(Excerpts from a figure dataset)
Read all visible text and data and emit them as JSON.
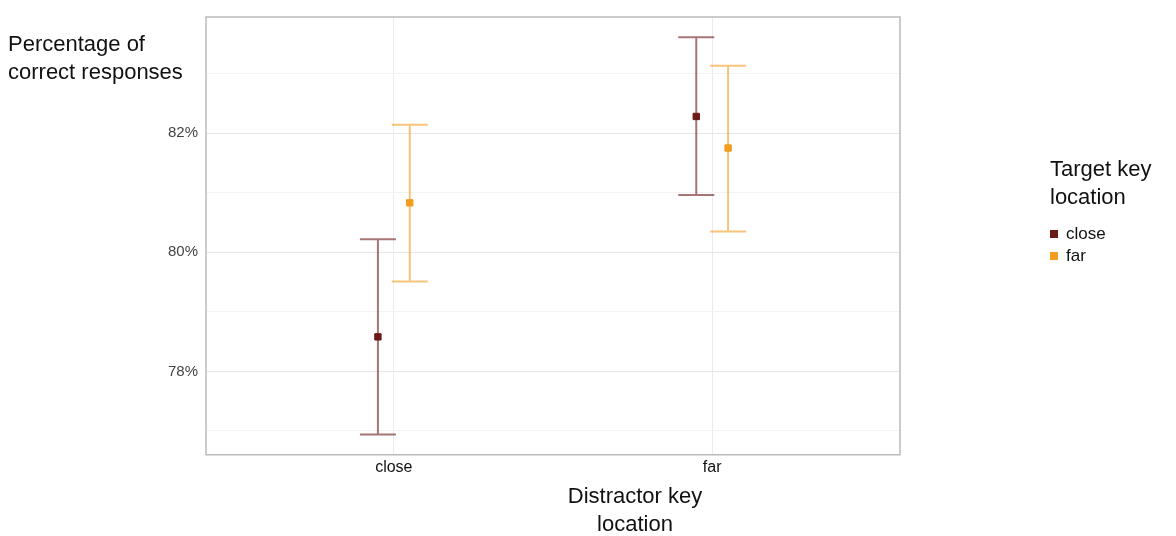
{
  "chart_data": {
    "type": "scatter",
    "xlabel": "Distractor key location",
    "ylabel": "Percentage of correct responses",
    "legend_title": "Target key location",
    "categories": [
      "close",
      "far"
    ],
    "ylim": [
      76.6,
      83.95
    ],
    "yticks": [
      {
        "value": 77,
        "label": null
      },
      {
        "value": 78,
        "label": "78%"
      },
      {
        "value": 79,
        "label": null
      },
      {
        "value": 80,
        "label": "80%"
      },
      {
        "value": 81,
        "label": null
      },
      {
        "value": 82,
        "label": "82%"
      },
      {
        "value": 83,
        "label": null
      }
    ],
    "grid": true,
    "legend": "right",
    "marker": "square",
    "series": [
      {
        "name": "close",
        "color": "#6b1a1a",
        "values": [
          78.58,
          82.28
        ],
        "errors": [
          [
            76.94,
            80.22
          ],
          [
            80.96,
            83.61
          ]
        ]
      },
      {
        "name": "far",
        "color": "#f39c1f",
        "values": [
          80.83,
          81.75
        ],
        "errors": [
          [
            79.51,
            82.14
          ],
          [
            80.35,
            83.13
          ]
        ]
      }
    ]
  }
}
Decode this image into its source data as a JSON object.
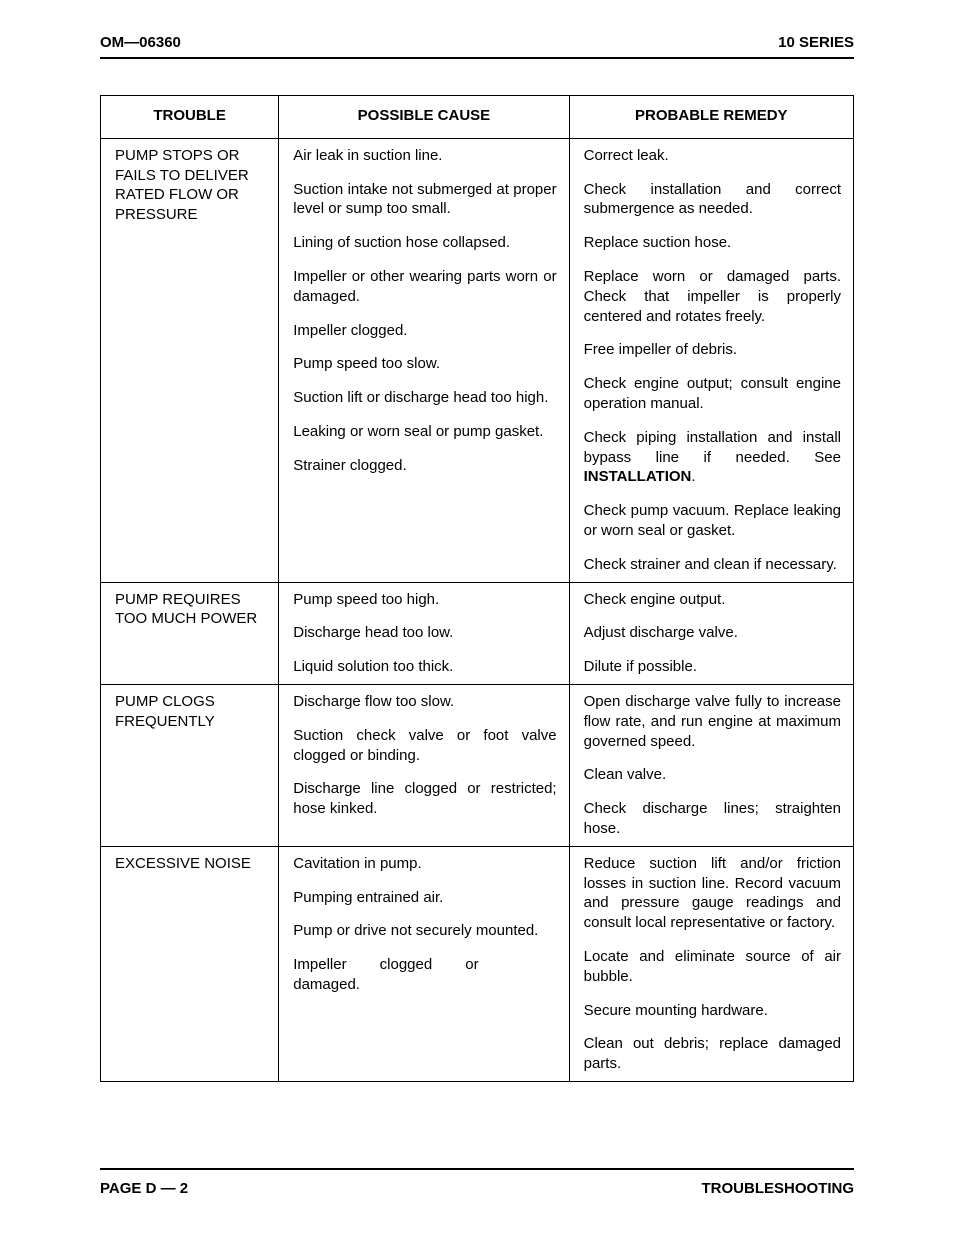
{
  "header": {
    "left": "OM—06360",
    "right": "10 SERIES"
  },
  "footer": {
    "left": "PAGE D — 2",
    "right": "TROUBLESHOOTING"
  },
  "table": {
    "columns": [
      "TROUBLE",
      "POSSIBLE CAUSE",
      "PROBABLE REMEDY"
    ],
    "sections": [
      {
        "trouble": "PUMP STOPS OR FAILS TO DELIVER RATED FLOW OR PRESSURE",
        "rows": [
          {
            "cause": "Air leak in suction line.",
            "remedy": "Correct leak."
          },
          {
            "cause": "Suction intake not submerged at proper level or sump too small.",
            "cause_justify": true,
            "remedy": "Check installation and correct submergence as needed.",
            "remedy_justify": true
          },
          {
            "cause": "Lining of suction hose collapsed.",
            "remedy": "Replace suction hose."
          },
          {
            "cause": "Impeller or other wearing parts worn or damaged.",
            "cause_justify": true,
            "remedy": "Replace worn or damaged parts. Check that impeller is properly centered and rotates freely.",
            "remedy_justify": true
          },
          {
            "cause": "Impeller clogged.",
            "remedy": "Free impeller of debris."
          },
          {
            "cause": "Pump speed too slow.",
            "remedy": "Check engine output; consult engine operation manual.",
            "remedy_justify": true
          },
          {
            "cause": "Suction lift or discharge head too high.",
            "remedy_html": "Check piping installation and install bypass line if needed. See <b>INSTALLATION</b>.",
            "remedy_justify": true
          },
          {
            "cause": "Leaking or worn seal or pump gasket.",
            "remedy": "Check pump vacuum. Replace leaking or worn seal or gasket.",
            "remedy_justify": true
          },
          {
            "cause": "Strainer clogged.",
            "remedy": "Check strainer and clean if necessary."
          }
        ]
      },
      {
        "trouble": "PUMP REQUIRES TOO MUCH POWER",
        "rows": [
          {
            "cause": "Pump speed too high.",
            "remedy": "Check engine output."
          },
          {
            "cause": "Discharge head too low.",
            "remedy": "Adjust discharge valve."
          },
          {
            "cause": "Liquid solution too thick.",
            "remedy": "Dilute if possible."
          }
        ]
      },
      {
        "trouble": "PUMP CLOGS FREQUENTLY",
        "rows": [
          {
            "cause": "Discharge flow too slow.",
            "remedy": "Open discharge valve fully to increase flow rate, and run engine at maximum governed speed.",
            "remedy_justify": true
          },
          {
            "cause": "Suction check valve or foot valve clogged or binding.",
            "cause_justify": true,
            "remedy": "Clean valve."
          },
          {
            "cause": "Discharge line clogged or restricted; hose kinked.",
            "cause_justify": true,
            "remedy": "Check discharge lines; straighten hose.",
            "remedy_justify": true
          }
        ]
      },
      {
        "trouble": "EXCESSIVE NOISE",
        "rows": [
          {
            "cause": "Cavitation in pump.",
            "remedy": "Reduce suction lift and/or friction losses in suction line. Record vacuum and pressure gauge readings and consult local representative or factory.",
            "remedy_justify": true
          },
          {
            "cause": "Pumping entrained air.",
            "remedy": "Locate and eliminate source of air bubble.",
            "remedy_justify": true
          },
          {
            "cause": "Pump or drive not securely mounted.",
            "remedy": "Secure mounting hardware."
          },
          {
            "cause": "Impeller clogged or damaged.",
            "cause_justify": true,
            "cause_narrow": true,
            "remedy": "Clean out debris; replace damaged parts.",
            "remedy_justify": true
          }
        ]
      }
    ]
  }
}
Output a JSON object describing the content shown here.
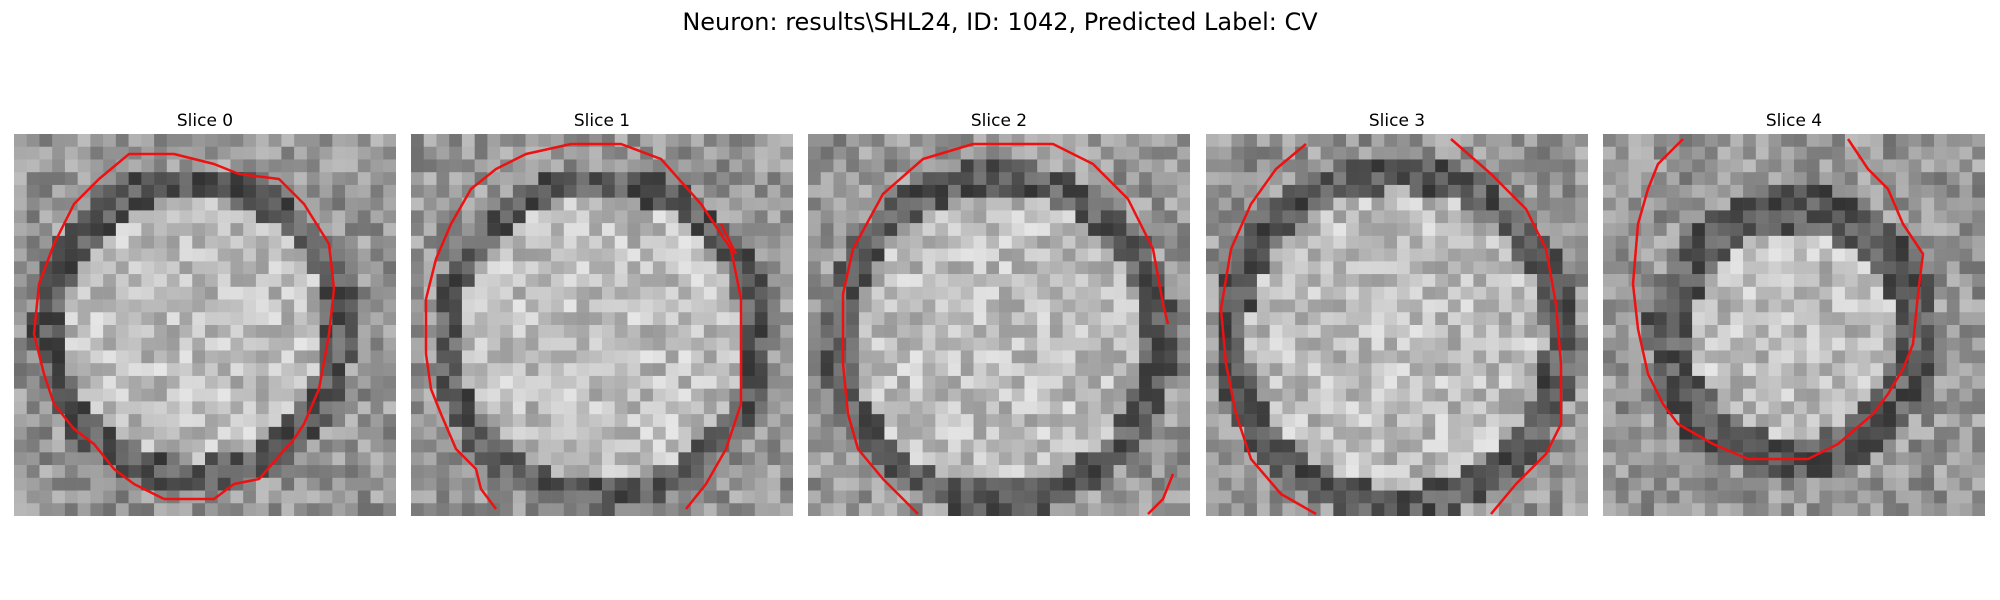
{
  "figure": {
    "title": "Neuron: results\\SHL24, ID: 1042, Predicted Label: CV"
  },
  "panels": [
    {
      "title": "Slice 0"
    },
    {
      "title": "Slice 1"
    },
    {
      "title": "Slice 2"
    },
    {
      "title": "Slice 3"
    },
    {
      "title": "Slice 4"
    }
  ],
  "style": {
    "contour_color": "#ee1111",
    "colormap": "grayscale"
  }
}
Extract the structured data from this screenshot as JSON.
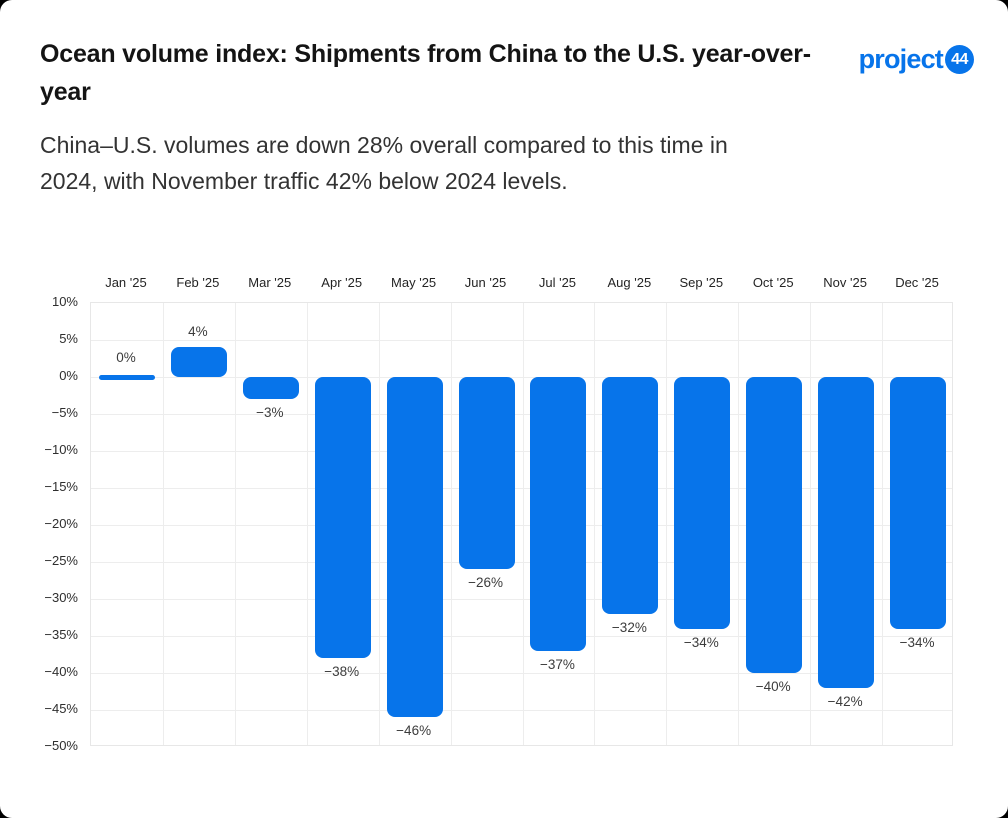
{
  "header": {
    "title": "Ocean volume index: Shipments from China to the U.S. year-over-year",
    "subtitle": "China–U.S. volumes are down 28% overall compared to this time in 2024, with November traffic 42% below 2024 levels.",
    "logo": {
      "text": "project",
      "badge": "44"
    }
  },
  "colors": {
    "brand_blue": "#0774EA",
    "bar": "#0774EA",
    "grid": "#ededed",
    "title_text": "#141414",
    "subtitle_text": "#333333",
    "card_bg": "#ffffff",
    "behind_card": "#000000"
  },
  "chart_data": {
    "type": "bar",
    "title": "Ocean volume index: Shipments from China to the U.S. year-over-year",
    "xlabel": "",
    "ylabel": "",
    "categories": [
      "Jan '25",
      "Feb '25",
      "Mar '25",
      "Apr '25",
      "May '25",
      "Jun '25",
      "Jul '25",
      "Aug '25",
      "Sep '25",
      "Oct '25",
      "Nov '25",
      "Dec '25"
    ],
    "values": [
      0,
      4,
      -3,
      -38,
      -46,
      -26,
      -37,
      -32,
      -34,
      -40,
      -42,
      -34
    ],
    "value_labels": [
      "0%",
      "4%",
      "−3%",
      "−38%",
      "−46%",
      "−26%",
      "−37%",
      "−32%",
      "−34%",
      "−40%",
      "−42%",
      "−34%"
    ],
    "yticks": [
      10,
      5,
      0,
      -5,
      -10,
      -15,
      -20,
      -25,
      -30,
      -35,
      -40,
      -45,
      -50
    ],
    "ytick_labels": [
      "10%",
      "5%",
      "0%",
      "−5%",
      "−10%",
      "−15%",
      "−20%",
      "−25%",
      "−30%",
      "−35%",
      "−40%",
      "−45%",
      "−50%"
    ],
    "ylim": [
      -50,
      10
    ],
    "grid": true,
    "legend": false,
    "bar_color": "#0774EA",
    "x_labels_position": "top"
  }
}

Task description:
Leave out the pictures and copy the rest of the material above exactly.

Solution to this exercise:
Read all visible text and data and emit them as JSON.
{
  "chart_data": {
    "type": "scatter",
    "xlabel": "Distractor key location",
    "ylabel": "Percentage of correct responses",
    "legend_title": "Target key location",
    "categories": [
      "close",
      "far"
    ],
    "ylim": [
      76.6,
      83.95
    ],
    "yticks": [
      {
        "value": 77,
        "label": null
      },
      {
        "value": 78,
        "label": "78%"
      },
      {
        "value": 79,
        "label": null
      },
      {
        "value": 80,
        "label": "80%"
      },
      {
        "value": 81,
        "label": null
      },
      {
        "value": 82,
        "label": "82%"
      },
      {
        "value": 83,
        "label": null
      }
    ],
    "grid": true,
    "legend": "right",
    "marker": "square",
    "series": [
      {
        "name": "close",
        "color": "#6b1a1a",
        "values": [
          78.58,
          82.28
        ],
        "errors": [
          [
            76.94,
            80.22
          ],
          [
            80.96,
            83.61
          ]
        ]
      },
      {
        "name": "far",
        "color": "#f39c1f",
        "values": [
          80.83,
          81.75
        ],
        "errors": [
          [
            79.51,
            82.14
          ],
          [
            80.35,
            83.13
          ]
        ]
      }
    ]
  }
}
Decode this image into its source data as a JSON object.
{
  "header": {
    "left": "OM—06360",
    "right": "10 SERIES"
  },
  "footer": {
    "left": "PAGE D — 2",
    "right": "TROUBLESHOOTING"
  },
  "table": {
    "columns": [
      "TROUBLE",
      "POSSIBLE CAUSE",
      "PROBABLE REMEDY"
    ],
    "sections": [
      {
        "trouble": "PUMP STOPS OR FAILS TO DELIVER RATED FLOW OR PRESSURE",
        "rows": [
          {
            "cause": "Air leak in suction line.",
            "remedy": "Correct leak."
          },
          {
            "cause": "Suction intake not submerged at proper level or sump too small.",
            "cause_justify": true,
            "remedy": "Check installation and correct submergence as needed.",
            "remedy_justify": true
          },
          {
            "cause": "Lining of suction hose collapsed.",
            "remedy": "Replace suction hose."
          },
          {
            "cause": "Impeller or other wearing parts worn or damaged.",
            "cause_justify": true,
            "remedy": "Replace worn or damaged parts. Check that impeller is properly centered and rotates freely.",
            "remedy_justify": true
          },
          {
            "cause": "Impeller clogged.",
            "remedy": "Free impeller of debris."
          },
          {
            "cause": "Pump speed too slow.",
            "remedy": "Check engine output; consult engine operation manual.",
            "remedy_justify": true
          },
          {
            "cause": "Suction lift or discharge head too high.",
            "remedy_html": "Check piping installation and install bypass line if needed. See <b>INSTALLATION</b>.",
            "remedy_justify": true
          },
          {
            "cause": "Leaking or worn seal or pump gasket.",
            "remedy": "Check pump vacuum. Replace leaking or worn seal or gasket.",
            "remedy_justify": true
          },
          {
            "cause": "Strainer clogged.",
            "remedy": "Check strainer and clean if necessary."
          }
        ]
      },
      {
        "trouble": "PUMP REQUIRES TOO MUCH POWER",
        "rows": [
          {
            "cause": "Pump speed too high.",
            "remedy": "Check engine output."
          },
          {
            "cause": "Discharge head too low.",
            "remedy": "Adjust discharge valve."
          },
          {
            "cause": "Liquid solution too thick.",
            "remedy": "Dilute if possible."
          }
        ]
      },
      {
        "trouble": "PUMP CLOGS FREQUENTLY",
        "rows": [
          {
            "cause": "Discharge flow too slow.",
            "remedy": "Open discharge valve fully to increase flow rate, and run engine at maximum governed speed.",
            "remedy_justify": true
          },
          {
            "cause": "Suction check valve or foot valve clogged or binding.",
            "cause_justify": true,
            "remedy": "Clean valve."
          },
          {
            "cause": "Discharge line clogged or restricted; hose kinked.",
            "cause_justify": true,
            "remedy": "Check discharge lines; straighten hose.",
            "remedy_justify": true
          }
        ]
      },
      {
        "trouble": "EXCESSIVE NOISE",
        "rows": [
          {
            "cause": "Cavitation in pump.",
            "remedy": "Reduce suction lift and/or friction losses in suction line. Record vacuum and pressure gauge readings and consult local representative or factory.",
            "remedy_justify": true
          },
          {
            "cause": "Pumping entrained air.",
            "remedy": "Locate and eliminate source of air bubble.",
            "remedy_justify": true
          },
          {
            "cause": "Pump or drive not securely mounted.",
            "remedy": "Secure mounting hardware."
          },
          {
            "cause": "Impeller clogged or damaged.",
            "cause_justify": true,
            "cause_narrow": true,
            "remedy": "Clean out debris; replace damaged parts.",
            "remedy_justify": true
          }
        ]
      }
    ]
  }
}
Output a JSON object describing the content shown here.
{
  "figure": {
    "title": "Neuron: results\\SHL24, ID: 1042, Predicted Label: CV"
  },
  "panels": [
    {
      "title": "Slice 0"
    },
    {
      "title": "Slice 1"
    },
    {
      "title": "Slice 2"
    },
    {
      "title": "Slice 3"
    },
    {
      "title": "Slice 4"
    }
  ],
  "style": {
    "contour_color": "#ee1111",
    "colormap": "grayscale"
  }
}
Extract the structured data from this screenshot as JSON.
{
  "header": {
    "title": "Ocean volume index: Shipments from China to the U.S. year-over-year",
    "subtitle": "China–U.S. volumes are down 28% overall compared to this time in 2024, with November traffic 42% below 2024 levels.",
    "logo": {
      "text": "project",
      "badge": "44"
    }
  },
  "colors": {
    "brand_blue": "#0774EA",
    "bar": "#0774EA",
    "grid": "#ededed",
    "title_text": "#141414",
    "subtitle_text": "#333333",
    "card_bg": "#ffffff",
    "behind_card": "#000000"
  },
  "chart_data": {
    "type": "bar",
    "title": "Ocean volume index: Shipments from China to the U.S. year-over-year",
    "xlabel": "",
    "ylabel": "",
    "categories": [
      "Jan '25",
      "Feb '25",
      "Mar '25",
      "Apr '25",
      "May '25",
      "Jun '25",
      "Jul '25",
      "Aug '25",
      "Sep '25",
      "Oct '25",
      "Nov '25",
      "Dec '25"
    ],
    "values": [
      0,
      4,
      -3,
      -38,
      -46,
      -26,
      -37,
      -32,
      -34,
      -40,
      -42,
      -34
    ],
    "value_labels": [
      "0%",
      "4%",
      "−3%",
      "−38%",
      "−46%",
      "−26%",
      "−37%",
      "−32%",
      "−34%",
      "−40%",
      "−42%",
      "−34%"
    ],
    "yticks": [
      10,
      5,
      0,
      -5,
      -10,
      -15,
      -20,
      -25,
      -30,
      -35,
      -40,
      -45,
      -50
    ],
    "ytick_labels": [
      "10%",
      "5%",
      "0%",
      "−5%",
      "−10%",
      "−15%",
      "−20%",
      "−25%",
      "−30%",
      "−35%",
      "−40%",
      "−45%",
      "−50%"
    ],
    "ylim": [
      -50,
      10
    ],
    "grid": true,
    "legend": false,
    "bar_color": "#0774EA",
    "x_labels_position": "top"
  }
}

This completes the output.